**Given instruction:** Each of the entries should be retyped precisely as it appears.

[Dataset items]
================================
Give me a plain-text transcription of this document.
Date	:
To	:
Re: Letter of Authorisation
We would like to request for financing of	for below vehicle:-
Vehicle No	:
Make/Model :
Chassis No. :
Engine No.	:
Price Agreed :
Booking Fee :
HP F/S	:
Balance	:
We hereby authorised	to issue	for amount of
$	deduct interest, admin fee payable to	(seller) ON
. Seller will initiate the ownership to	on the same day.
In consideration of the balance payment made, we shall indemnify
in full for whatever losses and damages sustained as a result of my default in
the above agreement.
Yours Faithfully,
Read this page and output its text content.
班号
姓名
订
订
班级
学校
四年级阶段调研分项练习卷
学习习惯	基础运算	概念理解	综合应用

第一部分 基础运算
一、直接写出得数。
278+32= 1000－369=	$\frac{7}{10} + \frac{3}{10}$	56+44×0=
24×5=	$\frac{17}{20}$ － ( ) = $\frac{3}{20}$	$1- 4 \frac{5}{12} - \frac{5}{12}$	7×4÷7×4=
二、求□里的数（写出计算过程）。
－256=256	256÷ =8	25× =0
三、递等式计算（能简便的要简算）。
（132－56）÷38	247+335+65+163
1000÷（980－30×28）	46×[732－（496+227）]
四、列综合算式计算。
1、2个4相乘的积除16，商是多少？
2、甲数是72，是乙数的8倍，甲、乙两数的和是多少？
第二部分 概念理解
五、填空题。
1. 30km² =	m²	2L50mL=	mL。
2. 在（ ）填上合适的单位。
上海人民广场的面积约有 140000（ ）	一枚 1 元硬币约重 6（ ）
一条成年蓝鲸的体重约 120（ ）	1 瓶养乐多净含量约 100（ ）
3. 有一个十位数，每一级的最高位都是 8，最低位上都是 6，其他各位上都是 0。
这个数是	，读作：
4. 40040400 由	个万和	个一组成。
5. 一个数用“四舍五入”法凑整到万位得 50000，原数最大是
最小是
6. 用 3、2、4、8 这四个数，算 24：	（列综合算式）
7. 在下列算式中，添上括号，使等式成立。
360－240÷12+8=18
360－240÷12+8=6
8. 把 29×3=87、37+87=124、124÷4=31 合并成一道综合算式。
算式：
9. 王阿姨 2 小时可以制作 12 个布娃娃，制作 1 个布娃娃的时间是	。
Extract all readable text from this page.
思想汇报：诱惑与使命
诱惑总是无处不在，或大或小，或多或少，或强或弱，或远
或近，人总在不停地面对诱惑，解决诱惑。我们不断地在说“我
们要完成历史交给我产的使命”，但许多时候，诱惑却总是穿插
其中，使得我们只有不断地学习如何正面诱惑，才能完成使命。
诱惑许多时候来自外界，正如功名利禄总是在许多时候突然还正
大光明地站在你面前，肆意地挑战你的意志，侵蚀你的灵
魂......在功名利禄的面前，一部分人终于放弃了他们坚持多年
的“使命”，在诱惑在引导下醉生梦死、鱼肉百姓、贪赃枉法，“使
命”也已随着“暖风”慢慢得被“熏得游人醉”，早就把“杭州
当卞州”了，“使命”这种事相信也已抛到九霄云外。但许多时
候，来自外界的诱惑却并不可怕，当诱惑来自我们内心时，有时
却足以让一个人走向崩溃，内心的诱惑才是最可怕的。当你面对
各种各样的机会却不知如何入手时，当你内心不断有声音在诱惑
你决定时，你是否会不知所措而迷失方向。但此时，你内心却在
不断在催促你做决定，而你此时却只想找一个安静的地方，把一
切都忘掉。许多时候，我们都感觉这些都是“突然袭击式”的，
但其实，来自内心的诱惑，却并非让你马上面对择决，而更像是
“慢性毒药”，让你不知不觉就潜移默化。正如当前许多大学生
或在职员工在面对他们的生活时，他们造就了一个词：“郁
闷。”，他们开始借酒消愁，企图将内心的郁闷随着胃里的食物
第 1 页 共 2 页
================================
**Answer to this task:**
Give me a plain-text transcription of this document.
Date	:
To	:
Re: Letter of Authorisation
We would like to request for financing of	for below vehicle:-
Vehicle No	:
Make/Model :
Chassis No. :
Engine No.	:
Price Agreed :
Booking Fee :
HP F/S	:
Balance	:
We hereby authorised	to issue	for amount of
$	deduct interest, admin fee payable to	(seller) ON
. Seller will initiate the ownership to	on the same day.
In consideration of the balance payment made, we shall indemnify
in full for whatever losses and damages sustained as a result of my default in
the above agreement.
Yours Faithfully,
Read this page and output its text content.
班号
姓名
订
订
班级
学校
四年级阶段调研分项练习卷
学习习惯	基础运算	概念理解	综合应用

第一部分 基础运算
一、直接写出得数。
278+32= 1000－369=	$\frac{7}{10} + \frac{3}{10}$	56+44×0=
24×5=	$\frac{17}{20}$ － ( ) = $\frac{3}{20}$	$1- 4 \frac{5}{12} - \frac{5}{12}$	7×4÷7×4=
二、求□里的数（写出计算过程）。
－256=256	256÷ =8	25× =0
三、递等式计算（能简便的要简算）。
（132－56）÷38	247+335+65+163
1000÷（980－30×28）	46×[732－（496+227）]
四、列综合算式计算。
1、2个4相乘的积除16，商是多少？
2、甲数是72，是乙数的8倍，甲、乙两数的和是多少？
第二部分 概念理解
五、填空题。
1. 30km² =	m²	2L50mL=	mL。
2. 在（ ）填上合适的单位。
上海人民广场的面积约有 140000（ ）	一枚 1 元硬币约重 6（ ）
一条成年蓝鲸的体重约 120（ ）	1 瓶养乐多净含量约 100（ ）
3. 有一个十位数，每一级的最高位都是 8，最低位上都是 6，其他各位上都是 0。
这个数是	，读作：
4. 40040400 由	个万和	个一组成。
5. 一个数用“四舍五入”法凑整到万位得 50000，原数最大是
最小是
6. 用 3、2、4、8 这四个数，算 24：	（列综合算式）
7. 在下列算式中，添上括号，使等式成立。
360－240÷12+8=18
360－240÷12+8=6
8. 把 29×3=87、37+87=124、124÷4=31 合并成一道综合算式。
算式：
9. 王阿姨 2 小时可以制作 12 个布娃娃，制作 1 个布娃娃的时间是	。
Extract all readable text from this page.
思想汇报：诱惑与使命
诱惑总是无处不在，或大或小，或多或少，或强或弱，或远
或近，人总在不停地面对诱惑，解决诱惑。我们不断地在说“我
们要完成历史交给我产的使命”，但许多时候，诱惑却总是穿插
其中，使得我们只有不断地学习如何正面诱惑，才能完成使命。
诱惑许多时候来自外界，正如功名利禄总是在许多时候突然还正
大光明地站在你面前，肆意地挑战你的意志，侵蚀你的灵
魂......在功名利禄的面前，一部分人终于放弃了他们坚持多年
的“使命”，在诱惑在引导下醉生梦死、鱼肉百姓、贪赃枉法，“使
命”也已随着“暖风”慢慢得被“熏得游人醉”，早就把“杭州
当卞州”了，“使命”这种事相信也已抛到九霄云外。但许多时
候，来自外界的诱惑却并不可怕，当诱惑来自我们内心时，有时
却足以让一个人走向崩溃，内心的诱惑才是最可怕的。当你面对
各种各样的机会却不知如何入手时，当你内心不断有声音在诱惑
你决定时，你是否会不知所措而迷失方向。但此时，你内心却在
不断在催促你做决定，而你此时却只想找一个安静的地方，把一
切都忘掉。许多时候，我们都感觉这些都是“突然袭击式”的，
但其实，来自内心的诱惑，却并非让你马上面对择决，而更像是
“慢性毒药”，让你不知不觉就潜移默化。正如当前许多大学生
或在职员工在面对他们的生活时，他们造就了一个词：“郁
闷。”，他们开始借酒消愁，企图将内心的郁闷随着胃里的食物
第 1 页 共 2 页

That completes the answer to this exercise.